- _Dataset entries_:
-=-=-

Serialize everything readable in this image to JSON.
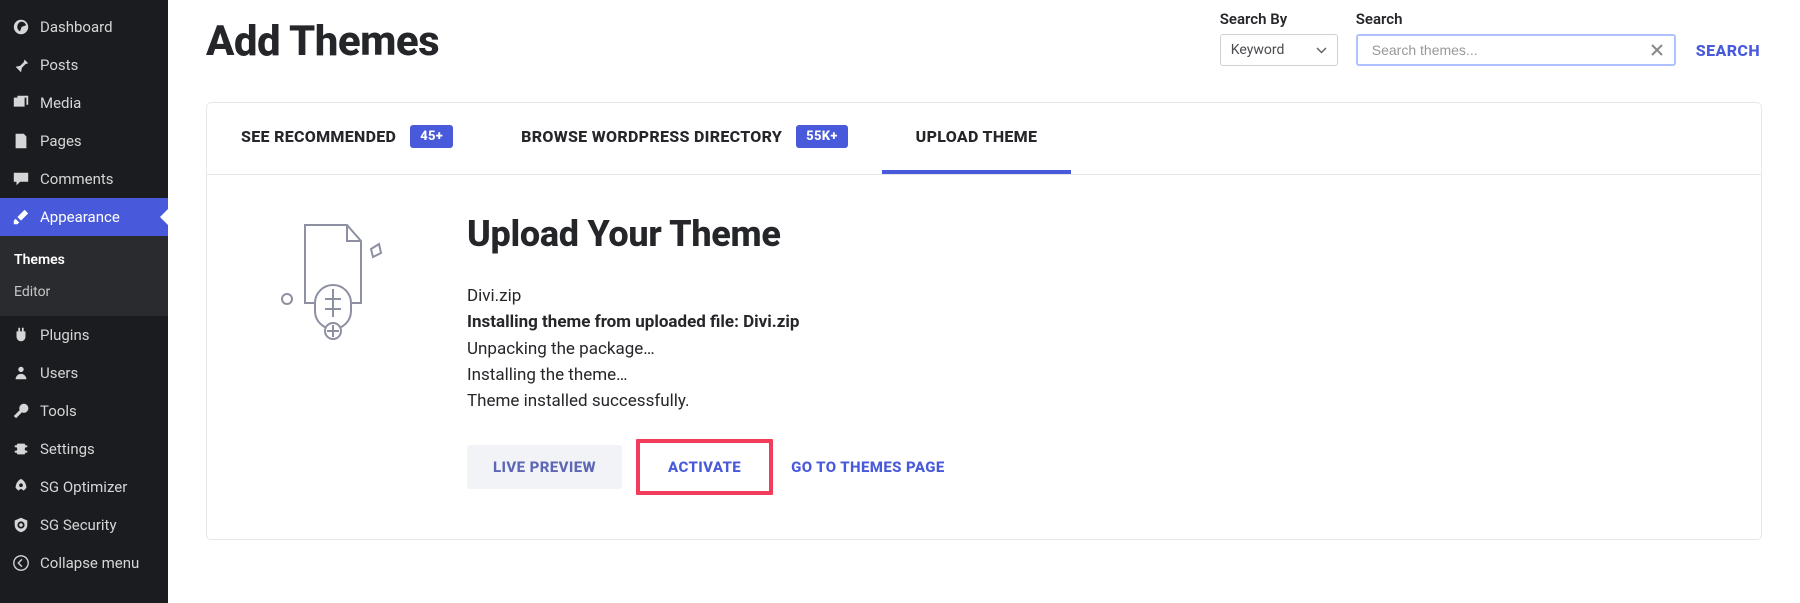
{
  "sidebar": {
    "items": [
      {
        "label": "Dashboard",
        "icon": "dashboard"
      },
      {
        "label": "Posts",
        "icon": "pin"
      },
      {
        "label": "Media",
        "icon": "media"
      },
      {
        "label": "Pages",
        "icon": "pages"
      },
      {
        "label": "Comments",
        "icon": "comments"
      },
      {
        "label": "Appearance",
        "icon": "brush"
      },
      {
        "label": "Plugins",
        "icon": "plug"
      },
      {
        "label": "Users",
        "icon": "users"
      },
      {
        "label": "Tools",
        "icon": "tools"
      },
      {
        "label": "Settings",
        "icon": "settings"
      },
      {
        "label": "SG Optimizer",
        "icon": "rocket"
      },
      {
        "label": "SG Security",
        "icon": "shield"
      },
      {
        "label": "Collapse menu",
        "icon": "collapse"
      }
    ],
    "sub": {
      "items": [
        {
          "label": "Themes"
        },
        {
          "label": "Editor"
        }
      ]
    }
  },
  "page": {
    "title": "Add Themes"
  },
  "search": {
    "by_label": "Search By",
    "search_label": "Search",
    "keyword": "Keyword",
    "placeholder": "Search themes...",
    "button": "SEARCH"
  },
  "tabs": [
    {
      "label": "SEE RECOMMENDED",
      "badge": "45+"
    },
    {
      "label": "BROWSE WORDPRESS DIRECTORY",
      "badge": "55K+"
    },
    {
      "label": "UPLOAD THEME",
      "badge": null
    }
  ],
  "upload": {
    "title": "Upload Your Theme",
    "file": "Divi.zip",
    "line2": "Installing theme from uploaded file: Divi.zip",
    "line3": "Unpacking the package…",
    "line4": "Installing the theme…",
    "line5": "Theme installed successfully.",
    "actions": {
      "live_preview": "LIVE PREVIEW",
      "activate": "ACTIVATE",
      "go_themes": "GO TO THEMES PAGE"
    }
  }
}
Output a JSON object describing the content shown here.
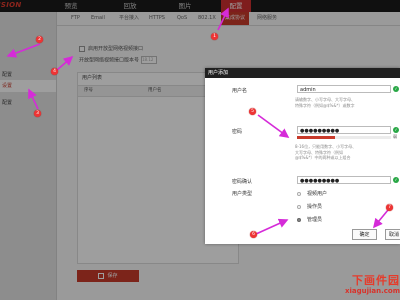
{
  "app": {
    "brand": "ISION"
  },
  "topnav": [
    "预览",
    "回放",
    "图片",
    "配置"
  ],
  "sidebar": [
    "配置",
    "设置",
    "配置"
  ],
  "tabs": [
    "FTP",
    "Email",
    "平台接入",
    "HTTPS",
    "QoS",
    "802.1X",
    "集成协议",
    "网络服务"
  ],
  "main": {
    "check_label": "启用开放型网络视频接口",
    "number_label": "开放型网络视频接口版本号",
    "number_value": "18.12"
  },
  "user_list": {
    "title": "用户列表",
    "columns": [
      "序号",
      "用户名"
    ]
  },
  "save_label": "保存",
  "dialog": {
    "title": "用户添加",
    "username_label": "用户名",
    "username_value": "admin",
    "username_hint": "请输数字、小写字母、大写字母、特殊字符（例如@$%&*）或数字",
    "password_label": "密码",
    "password_value": "●●●●●●●●●",
    "password_hint": "8-16位，只能用数字、小写字母、大写字母、特殊字符（例如@$%&*）中的两种或以上组合",
    "strength_label": "弱",
    "strength": 0.4,
    "confirm_label": "密码确认",
    "confirm_value": "●●●●●●●●●",
    "type_label": "用户类型",
    "types": [
      "视频用户",
      "操作员",
      "管理员"
    ],
    "selected_type": "管理员",
    "ok_label": "确定",
    "cancel_label": "取消"
  },
  "markers": [
    "1",
    "2",
    "3",
    "4",
    "5",
    "6",
    "7"
  ],
  "watermark": {
    "cn": "下画件园",
    "en": "xiagujian.com"
  },
  "colors": {
    "accent": "#c83a2b",
    "marker": "#ee3434",
    "ok": "#28a745",
    "topbar": "#1b1b1b"
  }
}
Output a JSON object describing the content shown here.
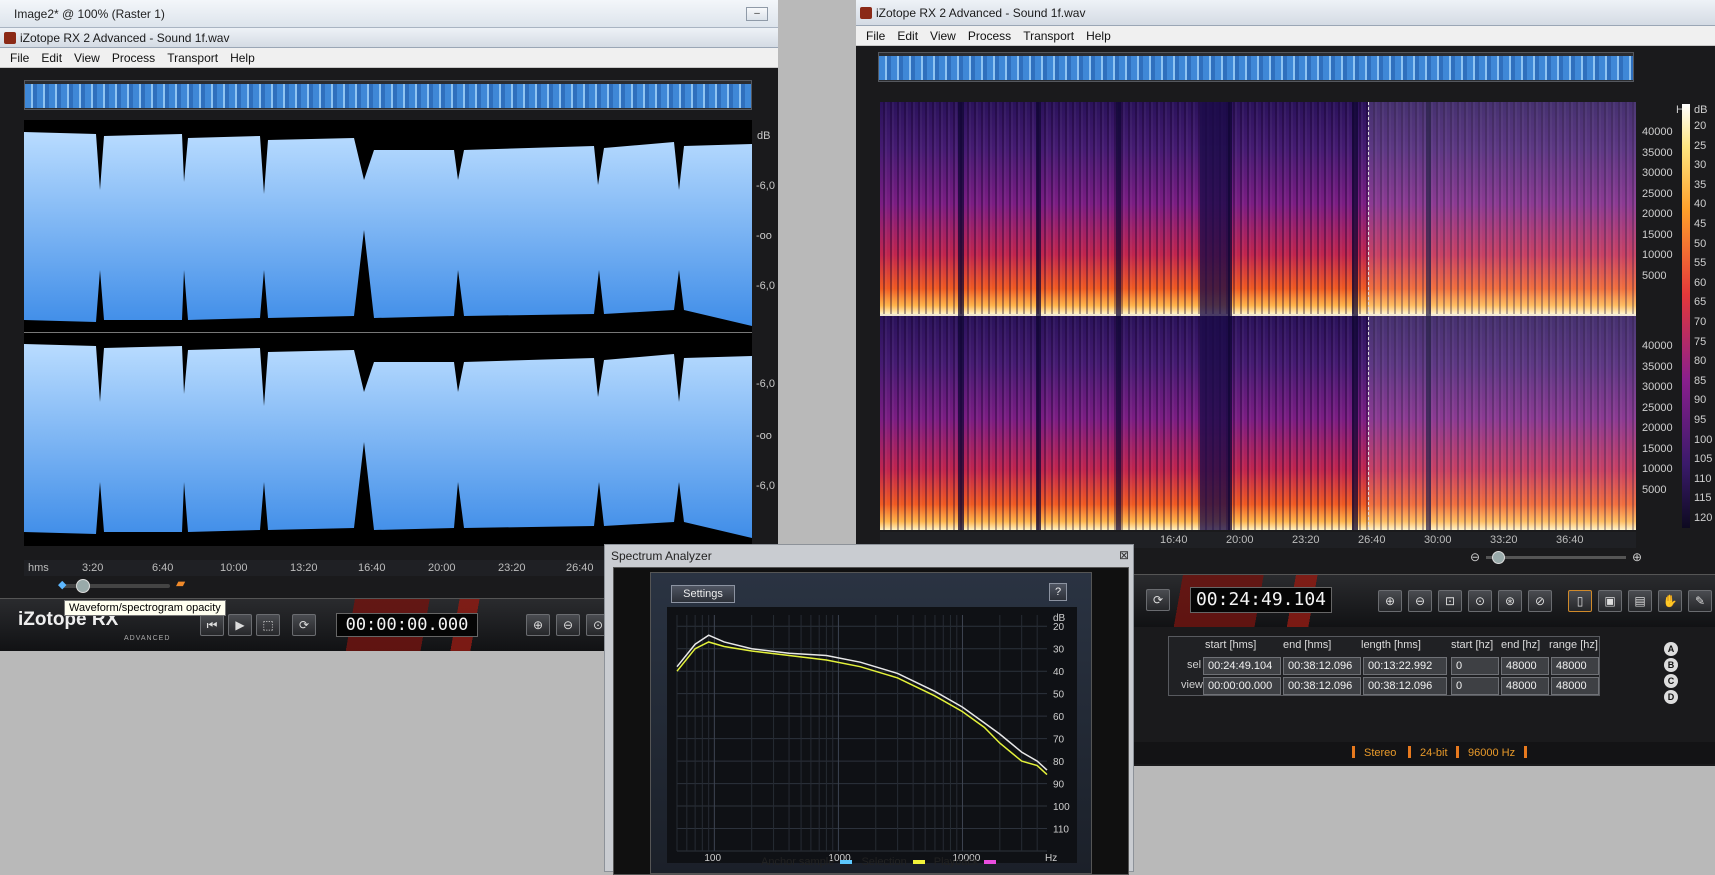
{
  "raster_window": {
    "title": "Image2* @ 100% (Raster 1)",
    "minimize": "–"
  },
  "left_app": {
    "title": "iZotope RX 2 Advanced - Sound 1f.wav",
    "menu": [
      "File",
      "Edit",
      "View",
      "Process",
      "Transport",
      "Help"
    ],
    "db_scale": [
      "dB",
      "-6,0",
      "-oo",
      "-6,0",
      "-6,0",
      "-oo",
      "-6,0"
    ],
    "time_axis": [
      "hms",
      "3:20",
      "6:40",
      "10:00",
      "13:20",
      "16:40",
      "20:00",
      "23:20",
      "26:40"
    ],
    "tooltip": "Waveform/spectrogram opacity",
    "time_display": "00:00:00.000",
    "logo": "iZotope RX",
    "logo_sub": "ADVANCED"
  },
  "right_app": {
    "title": "iZotope RX 2 Advanced - Sound 1f.wav",
    "menu": [
      "File",
      "Edit",
      "View",
      "Process",
      "Transport",
      "Help"
    ],
    "hz_scale": [
      "Hz",
      "40000",
      "35000",
      "30000",
      "25000",
      "20000",
      "15000",
      "10000",
      "5000",
      "40000",
      "35000",
      "30000",
      "25000",
      "20000",
      "15000",
      "10000",
      "5000"
    ],
    "db_scale": [
      "dB",
      "20",
      "25",
      "30",
      "35",
      "40",
      "45",
      "50",
      "55",
      "60",
      "65",
      "70",
      "75",
      "80",
      "85",
      "90",
      "95",
      "100",
      "105",
      "110",
      "115",
      "120"
    ],
    "time_axis": [
      "16:40",
      "20:00",
      "23:20",
      "26:40",
      "30:00",
      "33:20",
      "36:40"
    ],
    "time_display": "00:24:49.104",
    "selection_table": {
      "headers": [
        "start [hms]",
        "end [hms]",
        "length [hms]",
        "start [hz]",
        "end [hz]",
        "range [hz]"
      ],
      "rows": [
        {
          "label": "sel",
          "cells": [
            "00:24:49.104",
            "00:38:12.096",
            "00:13:22.992",
            "0",
            "48000",
            "48000"
          ]
        },
        {
          "label": "view",
          "cells": [
            "00:00:00.000",
            "00:38:12.096",
            "00:38:12.096",
            "0",
            "48000",
            "48000"
          ]
        }
      ]
    },
    "abcd": [
      "A",
      "B",
      "C",
      "D"
    ],
    "status": [
      "Stereo",
      "24-bit",
      "96000 Hz"
    ]
  },
  "spectrum_analyzer": {
    "title": "Spectrum Analyzer",
    "settings_label": "Settings",
    "help_label": "?",
    "close": "⊠",
    "db_axis": [
      "dB",
      "20",
      "30",
      "40",
      "50",
      "60",
      "70",
      "80",
      "90",
      "100",
      "110"
    ],
    "freq_axis": [
      "100",
      "1000",
      "10000",
      "Hz"
    ],
    "legend": [
      {
        "label": "Anchor sample",
        "color": "#5cc8ff"
      },
      {
        "label": "Selection",
        "color": "#f2f23a"
      },
      {
        "label": "Playback",
        "color": "#e94de0"
      }
    ],
    "chart_data": {
      "type": "line",
      "x_scale": "log",
      "series": [
        {
          "color": "#e8e8e8",
          "x": [
            50,
            70,
            90,
            120,
            200,
            400,
            800,
            1500,
            3000,
            6000,
            10000,
            15000,
            20000,
            30000,
            40000,
            48000
          ],
          "y": [
            38,
            28,
            24,
            27,
            30,
            32,
            33,
            36,
            41,
            49,
            56,
            63,
            68,
            76,
            80,
            84
          ]
        },
        {
          "color": "#e4f23a",
          "x": [
            50,
            70,
            90,
            120,
            200,
            400,
            800,
            1500,
            3000,
            6000,
            10000,
            15000,
            20000,
            30000,
            40000,
            48000
          ],
          "y": [
            40,
            30,
            27,
            29,
            31,
            33,
            35,
            38,
            43,
            51,
            58,
            65,
            72,
            80,
            82,
            86
          ]
        }
      ],
      "ylim": [
        15,
        120
      ],
      "xlim": [
        50,
        48000
      ]
    }
  }
}
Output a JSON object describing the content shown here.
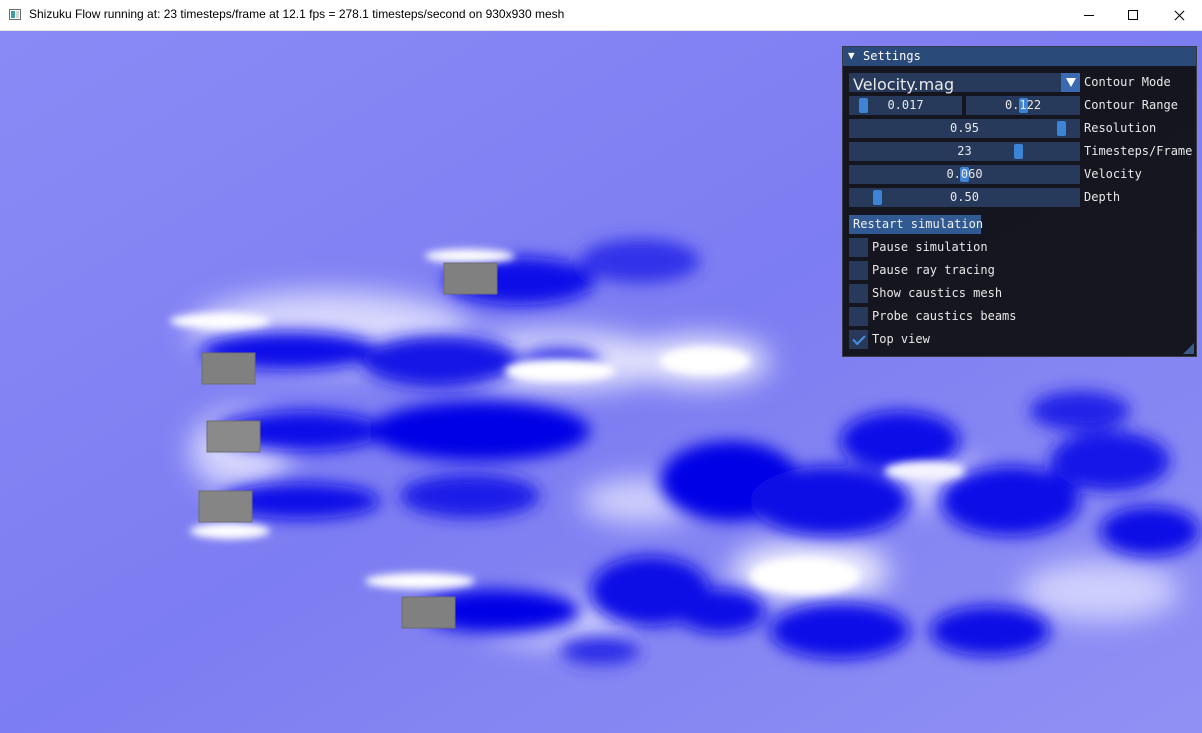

-=-=-

- _DIRECTIVE_:
Search the records for the string "小写字母" and return every line in which it occurs.

- _SOLUTION FOR THIS TASK_:
    "username_hint": "请输数字、小写字母、大写字母、特殊字符（例如@$%&*）或数字",
    "password_hint": "8-16位，只能用数字、小写字母、大写字母、特殊字符（例如@$%&*）中的两种或以上组合",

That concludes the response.